*EXTRACTED INFORMATION*.
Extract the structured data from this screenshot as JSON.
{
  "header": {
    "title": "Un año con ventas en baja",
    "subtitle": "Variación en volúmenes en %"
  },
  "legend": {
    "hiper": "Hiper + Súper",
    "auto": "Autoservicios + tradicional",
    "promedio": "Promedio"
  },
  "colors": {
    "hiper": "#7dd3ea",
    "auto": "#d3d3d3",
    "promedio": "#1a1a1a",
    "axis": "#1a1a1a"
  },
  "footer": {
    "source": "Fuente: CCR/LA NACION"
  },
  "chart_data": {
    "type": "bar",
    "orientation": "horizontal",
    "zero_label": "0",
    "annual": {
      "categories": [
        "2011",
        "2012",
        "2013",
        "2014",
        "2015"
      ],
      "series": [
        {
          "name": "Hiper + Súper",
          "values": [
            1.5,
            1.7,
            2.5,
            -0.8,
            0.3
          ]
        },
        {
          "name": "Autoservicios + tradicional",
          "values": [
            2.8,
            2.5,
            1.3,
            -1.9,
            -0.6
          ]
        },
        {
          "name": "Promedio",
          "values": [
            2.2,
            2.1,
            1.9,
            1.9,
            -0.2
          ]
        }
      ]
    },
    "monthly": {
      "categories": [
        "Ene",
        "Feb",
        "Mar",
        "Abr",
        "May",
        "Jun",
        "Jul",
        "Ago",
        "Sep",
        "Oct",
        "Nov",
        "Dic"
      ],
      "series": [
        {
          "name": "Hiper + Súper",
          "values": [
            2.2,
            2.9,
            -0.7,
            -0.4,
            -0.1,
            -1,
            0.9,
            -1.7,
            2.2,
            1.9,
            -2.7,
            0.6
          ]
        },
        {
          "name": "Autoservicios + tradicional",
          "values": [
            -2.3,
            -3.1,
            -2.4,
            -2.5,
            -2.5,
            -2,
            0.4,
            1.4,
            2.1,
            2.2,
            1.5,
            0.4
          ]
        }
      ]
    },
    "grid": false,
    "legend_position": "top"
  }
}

*WHAT YOU ARE ASKED TO DO*. Write out every entry again, keeping each line exactly the same.

*COMPLETED EXERCISE*.
Extract the structured data from this screenshot as JSON.
{
  "header": {
    "title": "Un año con ventas en baja",
    "subtitle": "Variación en volúmenes en %"
  },
  "legend": {
    "hiper": "Hiper + Súper",
    "auto": "Autoservicios + tradicional",
    "promedio": "Promedio"
  },
  "colors": {
    "hiper": "#7dd3ea",
    "auto": "#d3d3d3",
    "promedio": "#1a1a1a",
    "axis": "#1a1a1a"
  },
  "footer": {
    "source": "Fuente: CCR/LA NACION"
  },
  "chart_data": {
    "type": "bar",
    "orientation": "horizontal",
    "zero_label": "0",
    "annual": {
      "categories": [
        "2011",
        "2012",
        "2013",
        "2014",
        "2015"
      ],
      "series": [
        {
          "name": "Hiper + Súper",
          "values": [
            1.5,
            1.7,
            2.5,
            -0.8,
            0.3
          ]
        },
        {
          "name": "Autoservicios + tradicional",
          "values": [
            2.8,
            2.5,
            1.3,
            -1.9,
            -0.6
          ]
        },
        {
          "name": "Promedio",
          "values": [
            2.2,
            2.1,
            1.9,
            1.9,
            -0.2
          ]
        }
      ]
    },
    "monthly": {
      "categories": [
        "Ene",
        "Feb",
        "Mar",
        "Abr",
        "May",
        "Jun",
        "Jul",
        "Ago",
        "Sep",
        "Oct",
        "Nov",
        "Dic"
      ],
      "series": [
        {
          "name": "Hiper + Súper",
          "values": [
            2.2,
            2.9,
            -0.7,
            -0.4,
            -0.1,
            -1,
            0.9,
            -1.7,
            2.2,
            1.9,
            -2.7,
            0.6
          ]
        },
        {
          "name": "Autoservicios + tradicional",
          "values": [
            -2.3,
            -3.1,
            -2.4,
            -2.5,
            -2.5,
            -2,
            0.4,
            1.4,
            2.1,
            2.2,
            1.5,
            0.4
          ]
        }
      ]
    },
    "grid": false,
    "legend_position": "top"
  }
}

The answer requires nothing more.